◆ Stated problem: Repeat each line word for word.

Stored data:
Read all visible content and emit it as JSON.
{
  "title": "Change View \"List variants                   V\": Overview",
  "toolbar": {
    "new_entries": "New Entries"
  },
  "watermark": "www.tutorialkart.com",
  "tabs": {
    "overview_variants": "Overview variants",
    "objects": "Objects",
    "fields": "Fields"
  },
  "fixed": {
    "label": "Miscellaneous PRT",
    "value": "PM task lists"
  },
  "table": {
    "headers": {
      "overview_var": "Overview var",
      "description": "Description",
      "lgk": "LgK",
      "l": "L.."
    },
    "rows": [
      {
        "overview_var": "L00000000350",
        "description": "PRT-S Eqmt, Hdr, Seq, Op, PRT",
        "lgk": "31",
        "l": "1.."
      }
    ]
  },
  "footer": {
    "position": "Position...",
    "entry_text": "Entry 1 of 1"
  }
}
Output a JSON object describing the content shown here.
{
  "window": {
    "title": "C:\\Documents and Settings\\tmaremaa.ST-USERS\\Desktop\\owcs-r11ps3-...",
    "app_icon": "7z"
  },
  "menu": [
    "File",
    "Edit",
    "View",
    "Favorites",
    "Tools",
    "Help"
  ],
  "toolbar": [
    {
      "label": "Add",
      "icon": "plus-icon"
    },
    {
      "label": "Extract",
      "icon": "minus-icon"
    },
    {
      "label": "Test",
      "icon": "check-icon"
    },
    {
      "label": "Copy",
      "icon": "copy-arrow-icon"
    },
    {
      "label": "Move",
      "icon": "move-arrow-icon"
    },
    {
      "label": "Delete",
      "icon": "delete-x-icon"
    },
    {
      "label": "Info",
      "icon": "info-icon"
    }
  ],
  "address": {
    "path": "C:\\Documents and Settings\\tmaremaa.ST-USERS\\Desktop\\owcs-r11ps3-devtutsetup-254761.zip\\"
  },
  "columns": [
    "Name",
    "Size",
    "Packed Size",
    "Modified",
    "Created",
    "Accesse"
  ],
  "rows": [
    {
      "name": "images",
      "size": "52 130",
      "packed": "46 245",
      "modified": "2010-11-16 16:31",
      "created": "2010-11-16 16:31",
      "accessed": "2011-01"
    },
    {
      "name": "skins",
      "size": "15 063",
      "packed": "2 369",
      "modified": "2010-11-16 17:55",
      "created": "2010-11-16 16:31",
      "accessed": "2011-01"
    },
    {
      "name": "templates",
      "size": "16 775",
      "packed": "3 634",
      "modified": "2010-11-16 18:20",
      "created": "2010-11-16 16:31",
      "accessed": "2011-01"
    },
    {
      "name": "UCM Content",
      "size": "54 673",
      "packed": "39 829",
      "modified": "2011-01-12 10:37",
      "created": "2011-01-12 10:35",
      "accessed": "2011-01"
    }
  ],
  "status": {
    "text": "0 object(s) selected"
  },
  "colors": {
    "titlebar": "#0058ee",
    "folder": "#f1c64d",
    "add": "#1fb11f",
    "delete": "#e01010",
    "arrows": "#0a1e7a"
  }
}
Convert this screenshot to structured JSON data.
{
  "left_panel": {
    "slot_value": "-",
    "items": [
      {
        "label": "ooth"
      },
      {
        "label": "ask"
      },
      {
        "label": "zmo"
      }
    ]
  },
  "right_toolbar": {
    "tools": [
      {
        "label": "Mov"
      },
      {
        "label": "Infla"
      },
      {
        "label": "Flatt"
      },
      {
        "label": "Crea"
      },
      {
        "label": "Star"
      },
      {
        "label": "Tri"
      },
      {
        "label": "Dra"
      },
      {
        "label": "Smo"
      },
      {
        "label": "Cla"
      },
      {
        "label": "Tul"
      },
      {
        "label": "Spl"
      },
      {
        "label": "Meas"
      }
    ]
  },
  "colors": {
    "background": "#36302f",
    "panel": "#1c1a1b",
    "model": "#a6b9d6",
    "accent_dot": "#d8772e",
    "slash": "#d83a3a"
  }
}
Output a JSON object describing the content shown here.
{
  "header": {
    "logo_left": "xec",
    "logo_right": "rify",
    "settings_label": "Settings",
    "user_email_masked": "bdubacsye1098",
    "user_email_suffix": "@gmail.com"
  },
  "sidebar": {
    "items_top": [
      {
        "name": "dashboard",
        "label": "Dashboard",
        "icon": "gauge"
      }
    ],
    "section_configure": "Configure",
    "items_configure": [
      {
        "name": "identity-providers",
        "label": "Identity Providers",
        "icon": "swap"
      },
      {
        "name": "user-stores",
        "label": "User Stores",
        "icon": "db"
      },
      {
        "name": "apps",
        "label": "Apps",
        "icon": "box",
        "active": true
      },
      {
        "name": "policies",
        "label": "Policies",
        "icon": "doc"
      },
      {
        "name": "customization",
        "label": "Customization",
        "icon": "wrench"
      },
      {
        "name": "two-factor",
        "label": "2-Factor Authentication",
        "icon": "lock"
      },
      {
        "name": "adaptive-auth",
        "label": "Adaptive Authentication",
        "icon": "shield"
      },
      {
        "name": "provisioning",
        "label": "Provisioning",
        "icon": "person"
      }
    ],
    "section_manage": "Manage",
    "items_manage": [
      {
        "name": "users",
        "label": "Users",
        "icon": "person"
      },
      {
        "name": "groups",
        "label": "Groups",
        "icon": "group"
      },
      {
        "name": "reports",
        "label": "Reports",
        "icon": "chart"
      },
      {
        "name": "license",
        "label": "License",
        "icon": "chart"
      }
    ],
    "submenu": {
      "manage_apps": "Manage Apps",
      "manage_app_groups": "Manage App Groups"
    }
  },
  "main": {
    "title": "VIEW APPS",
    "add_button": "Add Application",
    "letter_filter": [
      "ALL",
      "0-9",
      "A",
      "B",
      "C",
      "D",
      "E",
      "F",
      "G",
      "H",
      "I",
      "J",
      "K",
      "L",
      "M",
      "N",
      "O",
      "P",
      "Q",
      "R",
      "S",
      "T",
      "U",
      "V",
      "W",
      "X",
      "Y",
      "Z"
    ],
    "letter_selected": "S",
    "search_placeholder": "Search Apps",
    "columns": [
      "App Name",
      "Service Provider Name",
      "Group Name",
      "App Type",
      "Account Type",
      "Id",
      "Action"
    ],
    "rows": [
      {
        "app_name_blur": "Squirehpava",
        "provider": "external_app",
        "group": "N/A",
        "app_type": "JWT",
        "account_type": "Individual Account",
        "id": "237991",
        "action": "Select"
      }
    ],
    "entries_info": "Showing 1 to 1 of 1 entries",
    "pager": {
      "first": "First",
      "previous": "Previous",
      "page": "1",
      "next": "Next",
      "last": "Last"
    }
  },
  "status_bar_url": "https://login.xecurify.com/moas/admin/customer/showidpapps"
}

◆ Worked solution:
Read all visible content and emit it as JSON.
{
  "title": "Change View \"List variants                   V\": Overview",
  "toolbar": {
    "new_entries": "New Entries"
  },
  "watermark": "www.tutorialkart.com",
  "tabs": {
    "overview_variants": "Overview variants",
    "objects": "Objects",
    "fields": "Fields"
  },
  "fixed": {
    "label": "Miscellaneous PRT",
    "value": "PM task lists"
  },
  "table": {
    "headers": {
      "overview_var": "Overview var",
      "description": "Description",
      "lgk": "LgK",
      "l": "L.."
    },
    "rows": [
      {
        "overview_var": "L00000000350",
        "description": "PRT-S Eqmt, Hdr, Seq, Op, PRT",
        "lgk": "31",
        "l": "1.."
      }
    ]
  },
  "footer": {
    "position": "Position...",
    "entry_text": "Entry 1 of 1"
  }
}
Output a JSON object describing the content shown here.
{
  "window": {
    "title": "C:\\Documents and Settings\\tmaremaa.ST-USERS\\Desktop\\owcs-r11ps3-...",
    "app_icon": "7z"
  },
  "menu": [
    "File",
    "Edit",
    "View",
    "Favorites",
    "Tools",
    "Help"
  ],
  "toolbar": [
    {
      "label": "Add",
      "icon": "plus-icon"
    },
    {
      "label": "Extract",
      "icon": "minus-icon"
    },
    {
      "label": "Test",
      "icon": "check-icon"
    },
    {
      "label": "Copy",
      "icon": "copy-arrow-icon"
    },
    {
      "label": "Move",
      "icon": "move-arrow-icon"
    },
    {
      "label": "Delete",
      "icon": "delete-x-icon"
    },
    {
      "label": "Info",
      "icon": "info-icon"
    }
  ],
  "address": {
    "path": "C:\\Documents and Settings\\tmaremaa.ST-USERS\\Desktop\\owcs-r11ps3-devtutsetup-254761.zip\\"
  },
  "columns": [
    "Name",
    "Size",
    "Packed Size",
    "Modified",
    "Created",
    "Accesse"
  ],
  "rows": [
    {
      "name": "images",
      "size": "52 130",
      "packed": "46 245",
      "modified": "2010-11-16 16:31",
      "created": "2010-11-16 16:31",
      "accessed": "2011-01"
    },
    {
      "name": "skins",
      "size": "15 063",
      "packed": "2 369",
      "modified": "2010-11-16 17:55",
      "created": "2010-11-16 16:31",
      "accessed": "2011-01"
    },
    {
      "name": "templates",
      "size": "16 775",
      "packed": "3 634",
      "modified": "2010-11-16 18:20",
      "created": "2010-11-16 16:31",
      "accessed": "2011-01"
    },
    {
      "name": "UCM Content",
      "size": "54 673",
      "packed": "39 829",
      "modified": "2011-01-12 10:37",
      "created": "2011-01-12 10:35",
      "accessed": "2011-01"
    }
  ],
  "status": {
    "text": "0 object(s) selected"
  },
  "colors": {
    "titlebar": "#0058ee",
    "folder": "#f1c64d",
    "add": "#1fb11f",
    "delete": "#e01010",
    "arrows": "#0a1e7a"
  }
}
Convert this screenshot to structured JSON data.
{
  "left_panel": {
    "slot_value": "-",
    "items": [
      {
        "label": "ooth"
      },
      {
        "label": "ask"
      },
      {
        "label": "zmo"
      }
    ]
  },
  "right_toolbar": {
    "tools": [
      {
        "label": "Mov"
      },
      {
        "label": "Infla"
      },
      {
        "label": "Flatt"
      },
      {
        "label": "Crea"
      },
      {
        "label": "Star"
      },
      {
        "label": "Tri"
      },
      {
        "label": "Dra"
      },
      {
        "label": "Smo"
      },
      {
        "label": "Cla"
      },
      {
        "label": "Tul"
      },
      {
        "label": "Spl"
      },
      {
        "label": "Meas"
      }
    ]
  },
  "colors": {
    "background": "#36302f",
    "panel": "#1c1a1b",
    "model": "#a6b9d6",
    "accent_dot": "#d8772e",
    "slash": "#d83a3a"
  }
}
Output a JSON object describing the content shown here.
{
  "header": {
    "logo_left": "xec",
    "logo_right": "rify",
    "settings_label": "Settings",
    "user_email_masked": "bdubacsye1098",
    "user_email_suffix": "@gmail.com"
  },
  "sidebar": {
    "items_top": [
      {
        "name": "dashboard",
        "label": "Dashboard",
        "icon": "gauge"
      }
    ],
    "section_configure": "Configure",
    "items_configure": [
      {
        "name": "identity-providers",
        "label": "Identity Providers",
        "icon": "swap"
      },
      {
        "name": "user-stores",
        "label": "User Stores",
        "icon": "db"
      },
      {
        "name": "apps",
        "label": "Apps",
        "icon": "box",
        "active": true
      },
      {
        "name": "policies",
        "label": "Policies",
        "icon": "doc"
      },
      {
        "name": "customization",
        "label": "Customization",
        "icon": "wrench"
      },
      {
        "name": "two-factor",
        "label": "2-Factor Authentication",
        "icon": "lock"
      },
      {
        "name": "adaptive-auth",
        "label": "Adaptive Authentication",
        "icon": "shield"
      },
      {
        "name": "provisioning",
        "label": "Provisioning",
        "icon": "person"
      }
    ],
    "section_manage": "Manage",
    "items_manage": [
      {
        "name": "users",
        "label": "Users",
        "icon": "person"
      },
      {
        "name": "groups",
        "label": "Groups",
        "icon": "group"
      },
      {
        "name": "reports",
        "label": "Reports",
        "icon": "chart"
      },
      {
        "name": "license",
        "label": "License",
        "icon": "chart"
      }
    ],
    "submenu": {
      "manage_apps": "Manage Apps",
      "manage_app_groups": "Manage App Groups"
    }
  },
  "main": {
    "title": "VIEW APPS",
    "add_button": "Add Application",
    "letter_filter": [
      "ALL",
      "0-9",
      "A",
      "B",
      "C",
      "D",
      "E",
      "F",
      "G",
      "H",
      "I",
      "J",
      "K",
      "L",
      "M",
      "N",
      "O",
      "P",
      "Q",
      "R",
      "S",
      "T",
      "U",
      "V",
      "W",
      "X",
      "Y",
      "Z"
    ],
    "letter_selected": "S",
    "search_placeholder": "Search Apps",
    "columns": [
      "App Name",
      "Service Provider Name",
      "Group Name",
      "App Type",
      "Account Type",
      "Id",
      "Action"
    ],
    "rows": [
      {
        "app_name_blur": "Squirehpava",
        "provider": "external_app",
        "group": "N/A",
        "app_type": "JWT",
        "account_type": "Individual Account",
        "id": "237991",
        "action": "Select"
      }
    ],
    "entries_info": "Showing 1 to 1 of 1 entries",
    "pager": {
      "first": "First",
      "previous": "Previous",
      "page": "1",
      "next": "Next",
      "last": "Last"
    }
  },
  "status_bar_url": "https://login.xecurify.com/moas/admin/customer/showidpapps"
}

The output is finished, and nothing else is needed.